What to do: Please quote the lines word for word, beginning with the first one and continuing through the line that contains "math-header[interactable]: Math (660, 264, 798, 282)".

Listed records:

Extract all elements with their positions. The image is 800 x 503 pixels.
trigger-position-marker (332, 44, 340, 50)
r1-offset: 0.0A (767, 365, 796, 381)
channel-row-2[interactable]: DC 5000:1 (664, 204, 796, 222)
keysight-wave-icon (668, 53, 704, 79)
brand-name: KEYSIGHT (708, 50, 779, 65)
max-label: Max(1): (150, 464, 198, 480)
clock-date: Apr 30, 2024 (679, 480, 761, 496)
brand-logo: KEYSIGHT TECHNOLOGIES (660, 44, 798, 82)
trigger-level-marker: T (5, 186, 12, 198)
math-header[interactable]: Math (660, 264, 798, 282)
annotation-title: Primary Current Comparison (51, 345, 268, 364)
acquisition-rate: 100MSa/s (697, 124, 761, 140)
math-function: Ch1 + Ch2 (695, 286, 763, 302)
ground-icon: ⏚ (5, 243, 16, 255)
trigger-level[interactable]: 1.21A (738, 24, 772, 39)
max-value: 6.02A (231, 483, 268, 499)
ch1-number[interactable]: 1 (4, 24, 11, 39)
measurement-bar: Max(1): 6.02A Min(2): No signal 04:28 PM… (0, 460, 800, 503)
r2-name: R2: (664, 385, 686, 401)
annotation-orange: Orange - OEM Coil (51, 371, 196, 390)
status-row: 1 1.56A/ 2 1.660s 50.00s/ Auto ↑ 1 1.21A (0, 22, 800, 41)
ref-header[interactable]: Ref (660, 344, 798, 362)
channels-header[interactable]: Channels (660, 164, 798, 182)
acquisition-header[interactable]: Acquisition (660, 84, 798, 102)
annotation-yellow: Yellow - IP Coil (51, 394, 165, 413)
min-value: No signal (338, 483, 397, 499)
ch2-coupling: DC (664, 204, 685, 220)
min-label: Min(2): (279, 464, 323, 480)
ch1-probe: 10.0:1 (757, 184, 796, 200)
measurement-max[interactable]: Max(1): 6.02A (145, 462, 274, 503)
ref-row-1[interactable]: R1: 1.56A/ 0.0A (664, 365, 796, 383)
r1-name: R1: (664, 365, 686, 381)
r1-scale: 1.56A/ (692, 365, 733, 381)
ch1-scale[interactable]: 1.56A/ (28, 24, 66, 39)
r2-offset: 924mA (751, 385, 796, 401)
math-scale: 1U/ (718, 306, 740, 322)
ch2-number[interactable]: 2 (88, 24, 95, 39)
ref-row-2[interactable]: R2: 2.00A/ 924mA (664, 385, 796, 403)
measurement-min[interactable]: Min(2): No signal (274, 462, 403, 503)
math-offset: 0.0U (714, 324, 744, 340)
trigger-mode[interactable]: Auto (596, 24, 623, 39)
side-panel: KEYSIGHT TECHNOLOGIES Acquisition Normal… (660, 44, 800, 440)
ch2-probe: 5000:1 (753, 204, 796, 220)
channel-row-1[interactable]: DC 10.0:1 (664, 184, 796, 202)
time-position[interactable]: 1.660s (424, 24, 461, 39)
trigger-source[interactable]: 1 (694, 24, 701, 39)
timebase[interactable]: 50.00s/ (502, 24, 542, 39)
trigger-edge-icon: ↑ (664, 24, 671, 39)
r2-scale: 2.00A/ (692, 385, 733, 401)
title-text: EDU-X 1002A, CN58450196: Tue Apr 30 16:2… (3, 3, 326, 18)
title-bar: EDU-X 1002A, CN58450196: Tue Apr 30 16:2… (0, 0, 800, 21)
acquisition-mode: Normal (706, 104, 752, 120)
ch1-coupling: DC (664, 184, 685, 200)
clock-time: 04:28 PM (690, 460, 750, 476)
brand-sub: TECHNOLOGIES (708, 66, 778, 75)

Final result:
Extract all elements with their positions. The image is 800 x 503 pixels.
trigger-position-marker (332, 44, 340, 50)
r1-offset: 0.0A (767, 365, 796, 381)
channel-row-2[interactable]: DC 5000:1 (664, 204, 796, 222)
keysight-wave-icon (668, 53, 704, 79)
brand-name: KEYSIGHT (708, 50, 779, 65)
max-label: Max(1): (150, 464, 198, 480)
clock-date: Apr 30, 2024 (679, 480, 761, 496)
brand-logo: KEYSIGHT TECHNOLOGIES (660, 44, 798, 82)
trigger-level-marker: T (5, 186, 12, 198)
math-header[interactable]: Math (660, 264, 798, 282)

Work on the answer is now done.